**Work instructions**
Check each line of the records below and collect those holding "从题中所给的".
-=-=-
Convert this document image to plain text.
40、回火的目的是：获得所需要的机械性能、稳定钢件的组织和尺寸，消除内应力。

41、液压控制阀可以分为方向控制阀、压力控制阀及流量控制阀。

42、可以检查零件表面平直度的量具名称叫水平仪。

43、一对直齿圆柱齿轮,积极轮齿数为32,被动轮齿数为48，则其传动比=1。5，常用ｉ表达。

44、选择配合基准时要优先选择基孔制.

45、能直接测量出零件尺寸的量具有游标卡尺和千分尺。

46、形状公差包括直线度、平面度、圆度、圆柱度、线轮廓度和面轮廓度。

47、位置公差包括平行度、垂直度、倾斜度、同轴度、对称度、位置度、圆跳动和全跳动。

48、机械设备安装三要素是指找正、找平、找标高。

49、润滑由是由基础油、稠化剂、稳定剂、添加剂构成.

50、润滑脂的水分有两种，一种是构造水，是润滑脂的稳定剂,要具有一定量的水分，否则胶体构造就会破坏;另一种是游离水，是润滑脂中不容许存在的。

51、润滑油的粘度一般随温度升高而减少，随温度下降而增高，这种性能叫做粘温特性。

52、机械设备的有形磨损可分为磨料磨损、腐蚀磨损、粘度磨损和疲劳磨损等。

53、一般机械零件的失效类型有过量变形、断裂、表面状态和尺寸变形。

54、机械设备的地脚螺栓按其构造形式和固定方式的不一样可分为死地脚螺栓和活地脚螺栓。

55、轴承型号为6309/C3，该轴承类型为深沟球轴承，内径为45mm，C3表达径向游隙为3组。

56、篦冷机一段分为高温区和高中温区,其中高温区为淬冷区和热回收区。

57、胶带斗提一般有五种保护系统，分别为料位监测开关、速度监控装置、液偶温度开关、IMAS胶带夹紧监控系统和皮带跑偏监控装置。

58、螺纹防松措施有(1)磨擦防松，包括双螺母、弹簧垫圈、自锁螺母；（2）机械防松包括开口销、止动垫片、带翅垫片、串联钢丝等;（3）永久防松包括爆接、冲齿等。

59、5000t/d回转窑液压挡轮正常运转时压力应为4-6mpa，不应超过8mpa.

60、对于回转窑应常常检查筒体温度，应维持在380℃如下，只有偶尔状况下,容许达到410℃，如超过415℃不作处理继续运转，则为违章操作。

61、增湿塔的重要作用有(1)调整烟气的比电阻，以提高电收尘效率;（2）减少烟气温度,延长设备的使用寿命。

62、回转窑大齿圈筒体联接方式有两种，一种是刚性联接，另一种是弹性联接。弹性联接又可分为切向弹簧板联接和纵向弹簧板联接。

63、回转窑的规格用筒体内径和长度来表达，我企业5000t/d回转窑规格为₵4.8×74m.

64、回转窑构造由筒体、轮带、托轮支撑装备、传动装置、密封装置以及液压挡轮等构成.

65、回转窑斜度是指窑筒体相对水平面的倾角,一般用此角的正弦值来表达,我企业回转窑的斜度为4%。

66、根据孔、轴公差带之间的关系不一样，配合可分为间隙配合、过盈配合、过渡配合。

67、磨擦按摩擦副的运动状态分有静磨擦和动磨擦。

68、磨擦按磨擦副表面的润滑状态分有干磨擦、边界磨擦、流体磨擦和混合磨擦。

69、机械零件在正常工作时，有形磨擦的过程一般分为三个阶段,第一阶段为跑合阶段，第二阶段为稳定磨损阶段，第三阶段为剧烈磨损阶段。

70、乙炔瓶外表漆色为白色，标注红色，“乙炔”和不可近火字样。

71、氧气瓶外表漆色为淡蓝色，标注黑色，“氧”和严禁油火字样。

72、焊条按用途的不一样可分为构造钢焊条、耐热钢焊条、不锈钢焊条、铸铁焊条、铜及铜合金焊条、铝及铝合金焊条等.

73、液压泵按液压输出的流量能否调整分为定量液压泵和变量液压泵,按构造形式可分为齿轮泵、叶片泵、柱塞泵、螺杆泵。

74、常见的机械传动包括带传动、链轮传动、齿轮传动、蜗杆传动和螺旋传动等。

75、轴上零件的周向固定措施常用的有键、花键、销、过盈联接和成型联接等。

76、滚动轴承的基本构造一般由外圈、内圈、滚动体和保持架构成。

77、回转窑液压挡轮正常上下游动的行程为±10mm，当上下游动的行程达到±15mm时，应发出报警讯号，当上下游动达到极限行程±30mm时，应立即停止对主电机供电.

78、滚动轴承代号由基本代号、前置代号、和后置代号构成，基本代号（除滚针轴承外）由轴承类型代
-=-=-
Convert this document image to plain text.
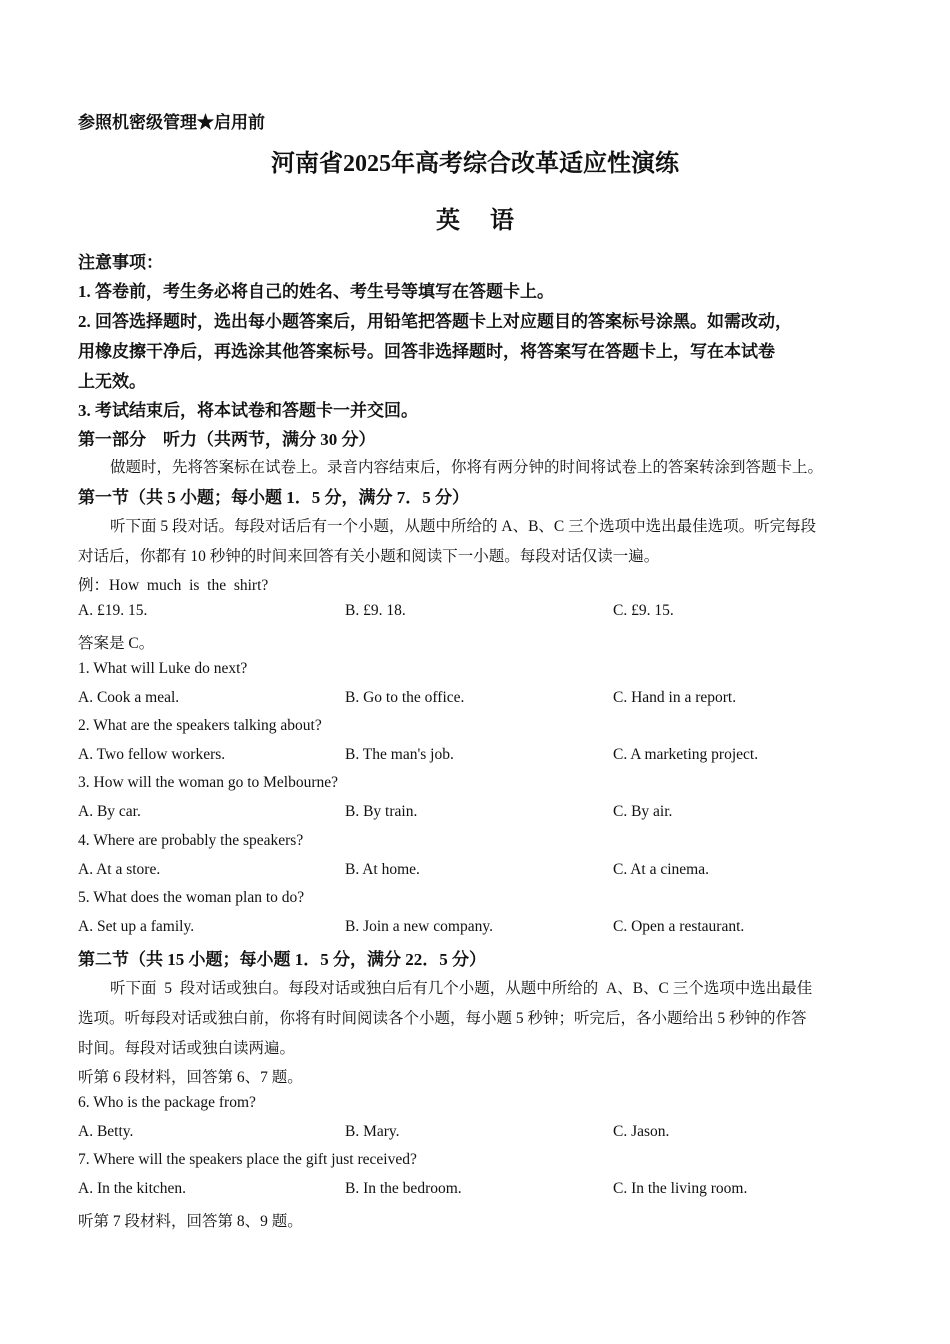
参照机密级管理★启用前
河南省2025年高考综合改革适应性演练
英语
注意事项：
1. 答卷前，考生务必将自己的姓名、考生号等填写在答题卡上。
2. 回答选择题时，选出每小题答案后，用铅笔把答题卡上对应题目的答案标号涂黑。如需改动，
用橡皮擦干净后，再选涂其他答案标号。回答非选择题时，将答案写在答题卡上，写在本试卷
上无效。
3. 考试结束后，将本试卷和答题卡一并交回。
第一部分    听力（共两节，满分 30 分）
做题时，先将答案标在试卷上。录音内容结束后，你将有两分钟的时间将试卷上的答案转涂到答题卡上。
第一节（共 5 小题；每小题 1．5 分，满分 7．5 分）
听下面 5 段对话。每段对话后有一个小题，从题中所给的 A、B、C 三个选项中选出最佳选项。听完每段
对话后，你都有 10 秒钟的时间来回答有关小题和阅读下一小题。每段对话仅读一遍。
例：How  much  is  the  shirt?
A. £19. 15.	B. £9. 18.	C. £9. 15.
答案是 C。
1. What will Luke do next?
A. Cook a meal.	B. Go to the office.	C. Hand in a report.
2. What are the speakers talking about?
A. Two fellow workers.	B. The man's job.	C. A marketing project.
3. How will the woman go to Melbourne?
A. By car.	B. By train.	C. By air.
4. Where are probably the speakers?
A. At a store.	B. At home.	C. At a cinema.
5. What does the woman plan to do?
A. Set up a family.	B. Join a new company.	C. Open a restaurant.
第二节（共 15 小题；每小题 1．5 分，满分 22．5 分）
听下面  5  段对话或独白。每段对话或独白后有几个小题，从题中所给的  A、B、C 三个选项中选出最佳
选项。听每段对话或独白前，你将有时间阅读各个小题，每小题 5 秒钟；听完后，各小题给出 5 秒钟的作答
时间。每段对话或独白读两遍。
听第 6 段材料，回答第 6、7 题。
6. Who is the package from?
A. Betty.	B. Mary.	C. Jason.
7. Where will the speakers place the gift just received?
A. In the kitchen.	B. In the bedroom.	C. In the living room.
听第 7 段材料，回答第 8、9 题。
-=-=-
**Written response**
听下面 5 段对话。每段对话后有一个小题，从题中所给的 A、B、C 三个选项中选出最佳选项。听完每段
听下面  5  段对话或独白。每段对话或独白后有几个小题，从题中所给的  A、B、C 三个选项中选出最佳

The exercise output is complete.